▶ **Extracted information**
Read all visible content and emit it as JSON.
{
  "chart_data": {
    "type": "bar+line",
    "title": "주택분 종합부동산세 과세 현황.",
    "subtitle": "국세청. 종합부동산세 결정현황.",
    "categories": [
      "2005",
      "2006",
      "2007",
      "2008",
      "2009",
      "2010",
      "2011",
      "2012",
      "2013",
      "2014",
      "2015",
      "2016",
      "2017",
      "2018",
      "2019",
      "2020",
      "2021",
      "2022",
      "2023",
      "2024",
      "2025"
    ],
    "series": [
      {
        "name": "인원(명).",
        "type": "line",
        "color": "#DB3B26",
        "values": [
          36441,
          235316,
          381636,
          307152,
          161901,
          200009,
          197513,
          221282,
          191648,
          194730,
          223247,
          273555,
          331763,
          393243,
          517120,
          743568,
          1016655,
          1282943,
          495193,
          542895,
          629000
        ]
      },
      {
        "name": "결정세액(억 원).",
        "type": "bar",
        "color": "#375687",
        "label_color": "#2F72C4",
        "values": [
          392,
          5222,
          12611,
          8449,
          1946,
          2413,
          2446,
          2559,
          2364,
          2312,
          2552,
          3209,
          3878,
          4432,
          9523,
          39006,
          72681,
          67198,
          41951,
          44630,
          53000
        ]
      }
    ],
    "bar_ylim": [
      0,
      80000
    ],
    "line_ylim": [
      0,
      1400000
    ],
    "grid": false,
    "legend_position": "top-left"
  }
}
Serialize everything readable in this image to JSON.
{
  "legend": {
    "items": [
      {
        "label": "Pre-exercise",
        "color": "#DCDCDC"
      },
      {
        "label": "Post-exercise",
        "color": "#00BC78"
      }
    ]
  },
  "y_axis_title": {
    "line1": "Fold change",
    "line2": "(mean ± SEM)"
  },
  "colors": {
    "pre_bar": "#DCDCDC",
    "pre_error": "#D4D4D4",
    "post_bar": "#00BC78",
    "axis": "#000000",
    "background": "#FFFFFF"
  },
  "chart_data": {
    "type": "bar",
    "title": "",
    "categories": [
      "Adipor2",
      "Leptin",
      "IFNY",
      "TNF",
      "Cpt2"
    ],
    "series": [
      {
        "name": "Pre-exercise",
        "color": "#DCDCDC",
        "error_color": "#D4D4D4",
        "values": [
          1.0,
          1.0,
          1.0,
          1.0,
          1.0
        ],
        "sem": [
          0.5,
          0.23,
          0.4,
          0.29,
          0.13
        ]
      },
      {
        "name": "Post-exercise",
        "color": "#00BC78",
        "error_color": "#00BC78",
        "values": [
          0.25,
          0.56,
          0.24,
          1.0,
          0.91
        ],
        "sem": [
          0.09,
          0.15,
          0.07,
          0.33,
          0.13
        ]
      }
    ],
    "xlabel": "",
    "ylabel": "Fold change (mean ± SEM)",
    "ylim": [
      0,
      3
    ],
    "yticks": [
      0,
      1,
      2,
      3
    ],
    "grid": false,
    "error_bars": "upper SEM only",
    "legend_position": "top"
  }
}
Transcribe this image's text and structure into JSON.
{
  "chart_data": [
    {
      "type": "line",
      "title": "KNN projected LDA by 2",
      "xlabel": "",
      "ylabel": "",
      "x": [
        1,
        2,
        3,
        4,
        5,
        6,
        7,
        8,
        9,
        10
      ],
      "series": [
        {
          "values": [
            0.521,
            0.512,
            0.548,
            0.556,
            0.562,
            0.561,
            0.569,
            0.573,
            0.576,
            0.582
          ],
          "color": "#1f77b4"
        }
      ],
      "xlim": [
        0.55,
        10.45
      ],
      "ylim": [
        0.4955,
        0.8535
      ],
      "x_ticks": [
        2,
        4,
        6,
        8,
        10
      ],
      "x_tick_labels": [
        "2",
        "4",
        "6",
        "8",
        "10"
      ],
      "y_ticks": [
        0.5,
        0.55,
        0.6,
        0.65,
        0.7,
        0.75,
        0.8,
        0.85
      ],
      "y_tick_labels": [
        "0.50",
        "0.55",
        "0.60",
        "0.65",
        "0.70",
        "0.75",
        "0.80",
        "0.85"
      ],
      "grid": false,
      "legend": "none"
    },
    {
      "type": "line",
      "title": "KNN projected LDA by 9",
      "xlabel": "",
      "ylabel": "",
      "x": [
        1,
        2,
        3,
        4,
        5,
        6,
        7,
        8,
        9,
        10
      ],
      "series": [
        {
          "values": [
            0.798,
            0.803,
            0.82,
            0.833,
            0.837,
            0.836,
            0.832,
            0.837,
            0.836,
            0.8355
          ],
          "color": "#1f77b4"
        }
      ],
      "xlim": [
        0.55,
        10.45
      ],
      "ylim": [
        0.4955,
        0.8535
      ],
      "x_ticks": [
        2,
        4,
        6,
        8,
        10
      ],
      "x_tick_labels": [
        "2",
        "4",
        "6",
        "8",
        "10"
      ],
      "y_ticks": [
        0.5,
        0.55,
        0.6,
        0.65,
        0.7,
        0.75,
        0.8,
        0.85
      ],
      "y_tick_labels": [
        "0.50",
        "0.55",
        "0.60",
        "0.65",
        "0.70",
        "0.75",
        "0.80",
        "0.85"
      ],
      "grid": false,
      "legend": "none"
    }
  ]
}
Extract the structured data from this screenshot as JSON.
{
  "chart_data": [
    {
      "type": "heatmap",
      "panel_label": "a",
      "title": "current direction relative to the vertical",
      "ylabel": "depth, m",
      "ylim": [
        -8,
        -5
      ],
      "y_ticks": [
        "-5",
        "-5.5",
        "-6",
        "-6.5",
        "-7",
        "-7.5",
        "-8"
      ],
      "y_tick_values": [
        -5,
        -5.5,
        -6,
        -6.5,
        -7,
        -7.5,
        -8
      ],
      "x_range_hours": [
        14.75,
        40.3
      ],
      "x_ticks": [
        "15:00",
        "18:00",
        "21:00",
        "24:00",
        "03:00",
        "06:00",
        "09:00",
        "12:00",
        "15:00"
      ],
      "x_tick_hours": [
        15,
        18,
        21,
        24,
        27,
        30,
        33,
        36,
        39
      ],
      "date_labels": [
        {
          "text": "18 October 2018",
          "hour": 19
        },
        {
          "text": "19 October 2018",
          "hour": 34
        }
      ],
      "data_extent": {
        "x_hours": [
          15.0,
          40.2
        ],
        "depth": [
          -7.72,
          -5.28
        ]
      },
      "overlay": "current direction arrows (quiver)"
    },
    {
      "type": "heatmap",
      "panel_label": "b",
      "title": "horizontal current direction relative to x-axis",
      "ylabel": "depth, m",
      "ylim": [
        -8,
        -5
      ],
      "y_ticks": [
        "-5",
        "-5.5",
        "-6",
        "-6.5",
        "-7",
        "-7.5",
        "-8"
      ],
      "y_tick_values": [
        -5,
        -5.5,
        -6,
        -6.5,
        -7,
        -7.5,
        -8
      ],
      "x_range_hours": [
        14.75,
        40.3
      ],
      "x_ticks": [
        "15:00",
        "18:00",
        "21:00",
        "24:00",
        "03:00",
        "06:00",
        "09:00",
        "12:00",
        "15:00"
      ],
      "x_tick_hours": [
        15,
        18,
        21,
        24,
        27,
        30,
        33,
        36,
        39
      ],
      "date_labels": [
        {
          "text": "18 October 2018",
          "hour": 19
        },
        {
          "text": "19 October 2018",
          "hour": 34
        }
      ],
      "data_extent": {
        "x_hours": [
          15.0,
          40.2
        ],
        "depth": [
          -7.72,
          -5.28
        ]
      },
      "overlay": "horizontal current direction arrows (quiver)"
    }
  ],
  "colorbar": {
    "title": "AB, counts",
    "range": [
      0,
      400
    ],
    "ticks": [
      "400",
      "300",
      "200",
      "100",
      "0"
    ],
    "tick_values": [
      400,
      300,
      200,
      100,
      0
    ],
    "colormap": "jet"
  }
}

▶ **Written task**
Write the entries again, exactly as they stand.

▶ **Solution to the problem**
Read all visible content and emit it as JSON.
{
  "chart_data": {
    "type": "bar+line",
    "title": "주택분 종합부동산세 과세 현황.",
    "subtitle": "국세청. 종합부동산세 결정현황.",
    "categories": [
      "2005",
      "2006",
      "2007",
      "2008",
      "2009",
      "2010",
      "2011",
      "2012",
      "2013",
      "2014",
      "2015",
      "2016",
      "2017",
      "2018",
      "2019",
      "2020",
      "2021",
      "2022",
      "2023",
      "2024",
      "2025"
    ],
    "series": [
      {
        "name": "인원(명).",
        "type": "line",
        "color": "#DB3B26",
        "values": [
          36441,
          235316,
          381636,
          307152,
          161901,
          200009,
          197513,
          221282,
          191648,
          194730,
          223247,
          273555,
          331763,
          393243,
          517120,
          743568,
          1016655,
          1282943,
          495193,
          542895,
          629000
        ]
      },
      {
        "name": "결정세액(억 원).",
        "type": "bar",
        "color": "#375687",
        "label_color": "#2F72C4",
        "values": [
          392,
          5222,
          12611,
          8449,
          1946,
          2413,
          2446,
          2559,
          2364,
          2312,
          2552,
          3209,
          3878,
          4432,
          9523,
          39006,
          72681,
          67198,
          41951,
          44630,
          53000
        ]
      }
    ],
    "bar_ylim": [
      0,
      80000
    ],
    "line_ylim": [
      0,
      1400000
    ],
    "grid": false,
    "legend_position": "top-left"
  }
}
Serialize everything readable in this image to JSON.
{
  "legend": {
    "items": [
      {
        "label": "Pre-exercise",
        "color": "#DCDCDC"
      },
      {
        "label": "Post-exercise",
        "color": "#00BC78"
      }
    ]
  },
  "y_axis_title": {
    "line1": "Fold change",
    "line2": "(mean ± SEM)"
  },
  "colors": {
    "pre_bar": "#DCDCDC",
    "pre_error": "#D4D4D4",
    "post_bar": "#00BC78",
    "axis": "#000000",
    "background": "#FFFFFF"
  },
  "chart_data": {
    "type": "bar",
    "title": "",
    "categories": [
      "Adipor2",
      "Leptin",
      "IFNY",
      "TNF",
      "Cpt2"
    ],
    "series": [
      {
        "name": "Pre-exercise",
        "color": "#DCDCDC",
        "error_color": "#D4D4D4",
        "values": [
          1.0,
          1.0,
          1.0,
          1.0,
          1.0
        ],
        "sem": [
          0.5,
          0.23,
          0.4,
          0.29,
          0.13
        ]
      },
      {
        "name": "Post-exercise",
        "color": "#00BC78",
        "error_color": "#00BC78",
        "values": [
          0.25,
          0.56,
          0.24,
          1.0,
          0.91
        ],
        "sem": [
          0.09,
          0.15,
          0.07,
          0.33,
          0.13
        ]
      }
    ],
    "xlabel": "",
    "ylabel": "Fold change (mean ± SEM)",
    "ylim": [
      0,
      3
    ],
    "yticks": [
      0,
      1,
      2,
      3
    ],
    "grid": false,
    "error_bars": "upper SEM only",
    "legend_position": "top"
  }
}
Transcribe this image's text and structure into JSON.
{
  "chart_data": [
    {
      "type": "line",
      "title": "KNN projected LDA by 2",
      "xlabel": "",
      "ylabel": "",
      "x": [
        1,
        2,
        3,
        4,
        5,
        6,
        7,
        8,
        9,
        10
      ],
      "series": [
        {
          "values": [
            0.521,
            0.512,
            0.548,
            0.556,
            0.562,
            0.561,
            0.569,
            0.573,
            0.576,
            0.582
          ],
          "color": "#1f77b4"
        }
      ],
      "xlim": [
        0.55,
        10.45
      ],
      "ylim": [
        0.4955,
        0.8535
      ],
      "x_ticks": [
        2,
        4,
        6,
        8,
        10
      ],
      "x_tick_labels": [
        "2",
        "4",
        "6",
        "8",
        "10"
      ],
      "y_ticks": [
        0.5,
        0.55,
        0.6,
        0.65,
        0.7,
        0.75,
        0.8,
        0.85
      ],
      "y_tick_labels": [
        "0.50",
        "0.55",
        "0.60",
        "0.65",
        "0.70",
        "0.75",
        "0.80",
        "0.85"
      ],
      "grid": false,
      "legend": "none"
    },
    {
      "type": "line",
      "title": "KNN projected LDA by 9",
      "xlabel": "",
      "ylabel": "",
      "x": [
        1,
        2,
        3,
        4,
        5,
        6,
        7,
        8,
        9,
        10
      ],
      "series": [
        {
          "values": [
            0.798,
            0.803,
            0.82,
            0.833,
            0.837,
            0.836,
            0.832,
            0.837,
            0.836,
            0.8355
          ],
          "color": "#1f77b4"
        }
      ],
      "xlim": [
        0.55,
        10.45
      ],
      "ylim": [
        0.4955,
        0.8535
      ],
      "x_ticks": [
        2,
        4,
        6,
        8,
        10
      ],
      "x_tick_labels": [
        "2",
        "4",
        "6",
        "8",
        "10"
      ],
      "y_ticks": [
        0.5,
        0.55,
        0.6,
        0.65,
        0.7,
        0.75,
        0.8,
        0.85
      ],
      "y_tick_labels": [
        "0.50",
        "0.55",
        "0.60",
        "0.65",
        "0.70",
        "0.75",
        "0.80",
        "0.85"
      ],
      "grid": false,
      "legend": "none"
    }
  ]
}
Extract the structured data from this screenshot as JSON.
{
  "chart_data": [
    {
      "type": "heatmap",
      "panel_label": "a",
      "title": "current direction relative to the vertical",
      "ylabel": "depth, m",
      "ylim": [
        -8,
        -5
      ],
      "y_ticks": [
        "-5",
        "-5.5",
        "-6",
        "-6.5",
        "-7",
        "-7.5",
        "-8"
      ],
      "y_tick_values": [
        -5,
        -5.5,
        -6,
        -6.5,
        -7,
        -7.5,
        -8
      ],
      "x_range_hours": [
        14.75,
        40.3
      ],
      "x_ticks": [
        "15:00",
        "18:00",
        "21:00",
        "24:00",
        "03:00",
        "06:00",
        "09:00",
        "12:00",
        "15:00"
      ],
      "x_tick_hours": [
        15,
        18,
        21,
        24,
        27,
        30,
        33,
        36,
        39
      ],
      "date_labels": [
        {
          "text": "18 October 2018",
          "hour": 19
        },
        {
          "text": "19 October 2018",
          "hour": 34
        }
      ],
      "data_extent": {
        "x_hours": [
          15.0,
          40.2
        ],
        "depth": [
          -7.72,
          -5.28
        ]
      },
      "overlay": "current direction arrows (quiver)"
    },
    {
      "type": "heatmap",
      "panel_label": "b",
      "title": "horizontal current direction relative to x-axis",
      "ylabel": "depth, m",
      "ylim": [
        -8,
        -5
      ],
      "y_ticks": [
        "-5",
        "-5.5",
        "-6",
        "-6.5",
        "-7",
        "-7.5",
        "-8"
      ],
      "y_tick_values": [
        -5,
        -5.5,
        -6,
        -6.5,
        -7,
        -7.5,
        -8
      ],
      "x_range_hours": [
        14.75,
        40.3
      ],
      "x_ticks": [
        "15:00",
        "18:00",
        "21:00",
        "24:00",
        "03:00",
        "06:00",
        "09:00",
        "12:00",
        "15:00"
      ],
      "x_tick_hours": [
        15,
        18,
        21,
        24,
        27,
        30,
        33,
        36,
        39
      ],
      "date_labels": [
        {
          "text": "18 October 2018",
          "hour": 19
        },
        {
          "text": "19 October 2018",
          "hour": 34
        }
      ],
      "data_extent": {
        "x_hours": [
          15.0,
          40.2
        ],
        "depth": [
          -7.72,
          -5.28
        ]
      },
      "overlay": "horizontal current direction arrows (quiver)"
    }
  ],
  "colorbar": {
    "title": "AB, counts",
    "range": [
      0,
      400
    ],
    "ticks": [
      "400",
      "300",
      "200",
      "100",
      "0"
    ],
    "tick_values": [
      400,
      300,
      200,
      100,
      0
    ],
    "colormap": "jet"
  }
}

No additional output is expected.